Instructions to follow. Go through the listing and write out all of it exactly.

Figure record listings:

-- start --

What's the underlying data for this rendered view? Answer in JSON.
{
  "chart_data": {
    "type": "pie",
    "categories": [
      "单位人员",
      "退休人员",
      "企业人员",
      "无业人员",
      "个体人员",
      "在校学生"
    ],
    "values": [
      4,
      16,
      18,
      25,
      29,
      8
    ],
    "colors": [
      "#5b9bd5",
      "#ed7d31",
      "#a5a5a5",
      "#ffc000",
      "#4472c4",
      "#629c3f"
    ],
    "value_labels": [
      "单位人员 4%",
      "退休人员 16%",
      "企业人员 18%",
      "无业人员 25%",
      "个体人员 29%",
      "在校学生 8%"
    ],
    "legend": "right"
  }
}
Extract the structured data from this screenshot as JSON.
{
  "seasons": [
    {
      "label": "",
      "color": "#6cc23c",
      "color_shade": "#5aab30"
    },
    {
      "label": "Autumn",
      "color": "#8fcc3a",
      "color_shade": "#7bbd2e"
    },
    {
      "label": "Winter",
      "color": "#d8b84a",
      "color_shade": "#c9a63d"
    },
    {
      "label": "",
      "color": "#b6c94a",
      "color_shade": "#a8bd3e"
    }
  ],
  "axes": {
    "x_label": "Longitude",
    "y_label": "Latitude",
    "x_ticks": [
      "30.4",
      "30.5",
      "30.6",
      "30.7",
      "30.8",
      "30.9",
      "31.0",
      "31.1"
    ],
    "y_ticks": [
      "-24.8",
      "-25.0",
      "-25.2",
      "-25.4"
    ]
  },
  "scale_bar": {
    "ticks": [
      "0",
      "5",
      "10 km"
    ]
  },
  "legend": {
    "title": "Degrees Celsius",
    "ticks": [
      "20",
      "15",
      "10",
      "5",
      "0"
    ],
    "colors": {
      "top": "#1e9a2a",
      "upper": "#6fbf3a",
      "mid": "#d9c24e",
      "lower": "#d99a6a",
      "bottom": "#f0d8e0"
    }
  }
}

-- end --

Answer to the task.
What's the underlying data for this rendered view? Answer in JSON.
{
  "chart_data": {
    "type": "pie",
    "categories": [
      "单位人员",
      "退休人员",
      "企业人员",
      "无业人员",
      "个体人员",
      "在校学生"
    ],
    "values": [
      4,
      16,
      18,
      25,
      29,
      8
    ],
    "colors": [
      "#5b9bd5",
      "#ed7d31",
      "#a5a5a5",
      "#ffc000",
      "#4472c4",
      "#629c3f"
    ],
    "value_labels": [
      "单位人员 4%",
      "退休人员 16%",
      "企业人员 18%",
      "无业人员 25%",
      "个体人员 29%",
      "在校学生 8%"
    ],
    "legend": "right"
  }
}
Extract the structured data from this screenshot as JSON.
{
  "seasons": [
    {
      "label": "",
      "color": "#6cc23c",
      "color_shade": "#5aab30"
    },
    {
      "label": "Autumn",
      "color": "#8fcc3a",
      "color_shade": "#7bbd2e"
    },
    {
      "label": "Winter",
      "color": "#d8b84a",
      "color_shade": "#c9a63d"
    },
    {
      "label": "",
      "color": "#b6c94a",
      "color_shade": "#a8bd3e"
    }
  ],
  "axes": {
    "x_label": "Longitude",
    "y_label": "Latitude",
    "x_ticks": [
      "30.4",
      "30.5",
      "30.6",
      "30.7",
      "30.8",
      "30.9",
      "31.0",
      "31.1"
    ],
    "y_ticks": [
      "-24.8",
      "-25.0",
      "-25.2",
      "-25.4"
    ]
  },
  "scale_bar": {
    "ticks": [
      "0",
      "5",
      "10 km"
    ]
  },
  "legend": {
    "title": "Degrees Celsius",
    "ticks": [
      "20",
      "15",
      "10",
      "5",
      "0"
    ],
    "colors": {
      "top": "#1e9a2a",
      "upper": "#6fbf3a",
      "mid": "#d9c24e",
      "lower": "#d99a6a",
      "bottom": "#f0d8e0"
    }
  }
}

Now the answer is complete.